SHORT EXERCISE:
Across the entries below, how many lines contain the string "title"? Give only the count.
##############################
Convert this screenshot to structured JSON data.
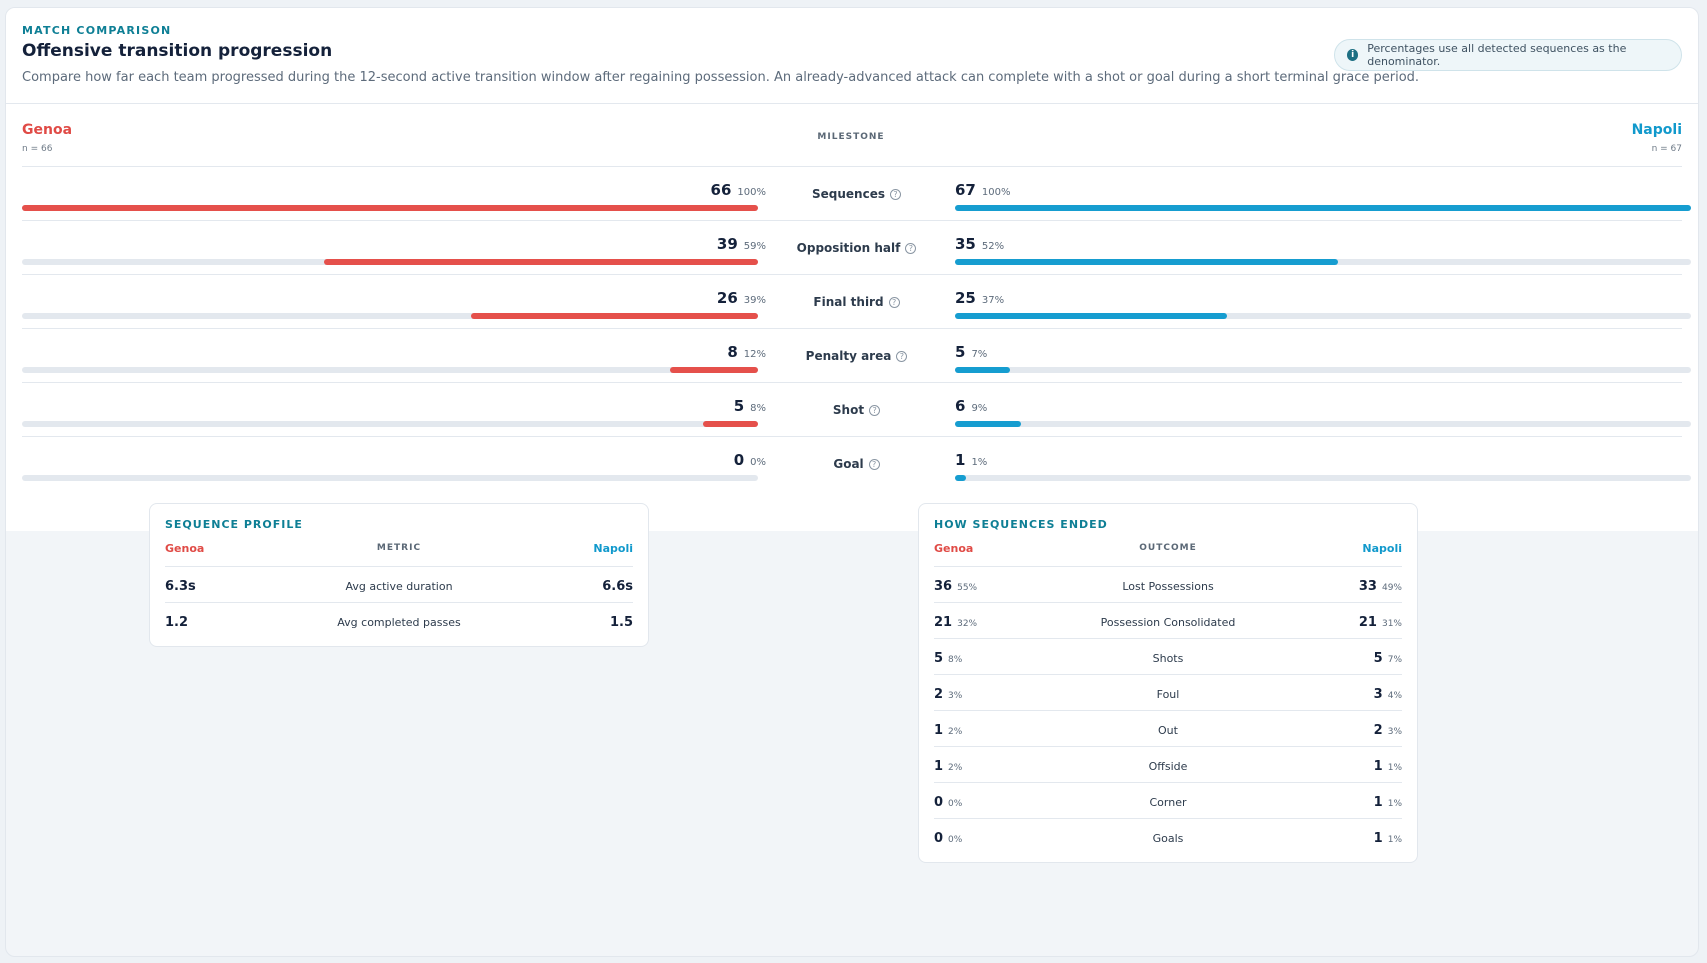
{
  "header": {
    "eyebrow": "MATCH COMPARISON",
    "title": "Offensive transition progression",
    "description": "Compare how far each team progressed during the 12-second active transition window after regaining possession. An already-advanced attack can complete with a shot or goal during a short terminal grace period.",
    "note": "Percentages use all detected sequences as the denominator."
  },
  "teams": {
    "left": {
      "name": "Genoa",
      "n": "n = 66",
      "color": "#e5504b"
    },
    "right": {
      "name": "Napoli",
      "n": "n = 67",
      "color": "#169dd0"
    }
  },
  "milestone_header": "MILESTONE",
  "milestones": [
    {
      "label": "Sequences",
      "left_value": "66",
      "left_pct": "100%",
      "left_frac": 1.0,
      "right_value": "67",
      "right_pct": "100%",
      "right_frac": 1.0
    },
    {
      "label": "Opposition half",
      "left_value": "39",
      "left_pct": "59%",
      "left_frac": 0.59,
      "right_value": "35",
      "right_pct": "52%",
      "right_frac": 0.52
    },
    {
      "label": "Final third",
      "left_value": "26",
      "left_pct": "39%",
      "left_frac": 0.39,
      "right_value": "25",
      "right_pct": "37%",
      "right_frac": 0.37
    },
    {
      "label": "Penalty area",
      "left_value": "8",
      "left_pct": "12%",
      "left_frac": 0.12,
      "right_value": "5",
      "right_pct": "7%",
      "right_frac": 0.075
    },
    {
      "label": "Shot",
      "left_value": "5",
      "left_pct": "8%",
      "left_frac": 0.075,
      "right_value": "6",
      "right_pct": "9%",
      "right_frac": 0.09
    },
    {
      "label": "Goal",
      "left_value": "0",
      "left_pct": "0%",
      "left_frac": 0.0,
      "right_value": "1",
      "right_pct": "1%",
      "right_frac": 0.015
    }
  ],
  "profile": {
    "title": "SEQUENCE PROFILE",
    "left_team": "Genoa",
    "column": "METRIC",
    "right_team": "Napoli",
    "rows": [
      {
        "left": "6.3s",
        "metric": "Avg active duration",
        "right": "6.6s"
      },
      {
        "left": "1.2",
        "metric": "Avg completed passes",
        "right": "1.5"
      }
    ]
  },
  "endings": {
    "title": "HOW SEQUENCES ENDED",
    "left_team": "Genoa",
    "column": "OUTCOME",
    "right_team": "Napoli",
    "rows": [
      {
        "left": "36",
        "left_pct": "55%",
        "outcome": "Lost Possessions",
        "right": "33",
        "right_pct": "49%"
      },
      {
        "left": "21",
        "left_pct": "32%",
        "outcome": "Possession Consolidated",
        "right": "21",
        "right_pct": "31%"
      },
      {
        "left": "5",
        "left_pct": "8%",
        "outcome": "Shots",
        "right": "5",
        "right_pct": "7%"
      },
      {
        "left": "2",
        "left_pct": "3%",
        "outcome": "Foul",
        "right": "3",
        "right_pct": "4%"
      },
      {
        "left": "1",
        "left_pct": "2%",
        "outcome": "Out",
        "right": "2",
        "right_pct": "3%"
      },
      {
        "left": "1",
        "left_pct": "2%",
        "outcome": "Offside",
        "right": "1",
        "right_pct": "1%"
      },
      {
        "left": "0",
        "left_pct": "0%",
        "outcome": "Corner",
        "right": "1",
        "right_pct": "1%"
      },
      {
        "left": "0",
        "left_pct": "0%",
        "outcome": "Goals",
        "right": "1",
        "right_pct": "1%"
      }
    ]
  }
}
##############################
PROBLEM SOLUTION:
3